▶ _SCHRIFTELIJKE OPDRACHT A_: Leg volgens het document uit waarom de Panamarenko-overzichtstentoonstelling voor het M HKA van groot belang is.
▶ _SCHRIFTELIJKE OPDRACHT B_: In welk jaar aanvaardde het museum volgens het document de schenking van Panamarenko's werkplaats?
▶ _SCHRIFTELIJKE OPDRACHT C_: Geef het stuk van het document tussen "Panamarenko Universum" en "de jaren zestig.", beide inbegrepen, opnieuw en hernoem daarin alsjeblieft "M HKA" tot "MHKA".

▶ _DOCUMENT_:
____________________
Panamarenko Universum
De Panamarenko-overzichtstentoonstelling in het M HKA is een welgekomen publiekssucces, een hoogtepunt in de recent bijgestelde programmatielijn van klinkende monografische tentoonstellingen van het museum. Bovendien is ze voor het museum van groot belang omdat het zich de laatste jaren sterk concentreert op het werk van Panamarenko, en bij uitbreiding op de Antwerpse avant-garde uit de jaren zestig.
Panamarenko’s werk belichaamt voor het M HKA het soort kunst waar het museum zijn collectiebeleid en tentoonstellingsprogrammatie aan wil ophangen: een lokaal verankerde kunst die tegelijk open en internationaal is. Sinds 2005, toen Panamarenko zijn einde als actieve kunstenaar aankondigde, investeerde het museum sterk in zijn nalatenschap. In 2007 aanvaardde het Panamarenko’s schenking van zijn werkplaats in de Biekorfstraat. Directeur Bart De Baere omschrijft de gift van het ‘dichtgeslibde’ pand in de Antwerpse Seefhoek evenwel als ‘licht toxisch’. Pas sinds 2013 is het gebouw beperkt toegankelijk voor het publiek. Aan de opening gingen jaren ruim- en inventarisatiewerk vooraf. Luc Deleu en T.O.P. Office zorgden met een verbouwing voor het door Panamarenko gewenste monument. Het oorspronkelijke rommelige interieur werd geënsceneerd, met een vrijheid die eerder een artistieke dan een documentaire inzet verraadt, wat kenmerkend is voor het hele project.
____________________
▶ _VERZAMELDE GEGEVENS_:
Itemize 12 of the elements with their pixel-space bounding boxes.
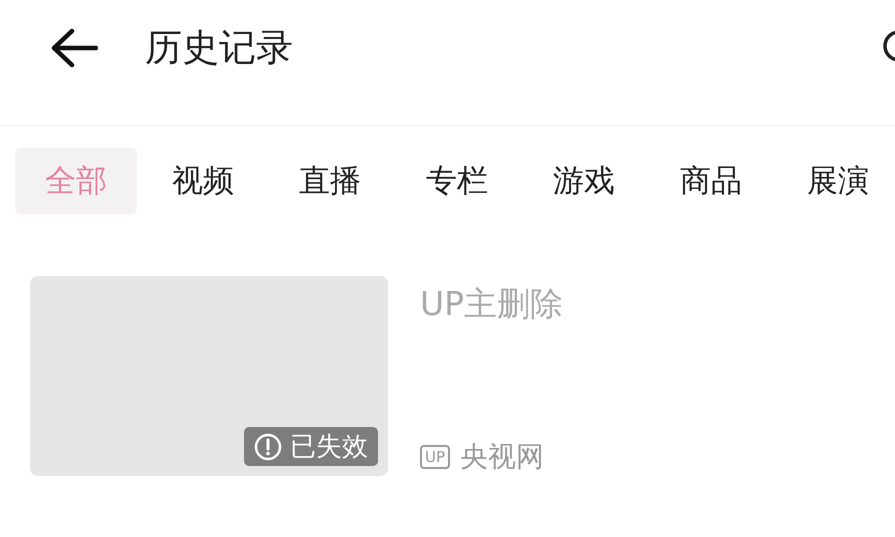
____________________
▶ _VOLLEDIGE UITVOER A_: De tentoonstelling is voor het M HKA van groot belang omdat het museum zich de laatste jaren sterk concentreert op het werk van Panamarenko, en bij uitbreiding op de Antwerpse avant-garde uit de jaren zestig.

▶ _VOLLEDIGE UITVOER B_: In 2007.

▶ _VOLLEDIGE UITVOER C_:
Panamarenko Universum
De Panamarenko-overzichtstentoonstelling in het MHKA is een welgekomen publiekssucces, een hoogtepunt in de recent bijgestelde programmatielijn van klinkende monografische tentoonstellingen van het museum. Bovendien is ze voor het museum van groot belang omdat het zich de laatste jaren sterk concentreert op het werk van Panamarenko, en bij uitbreiding op de Antwerpse avant-garde uit de jaren zestig.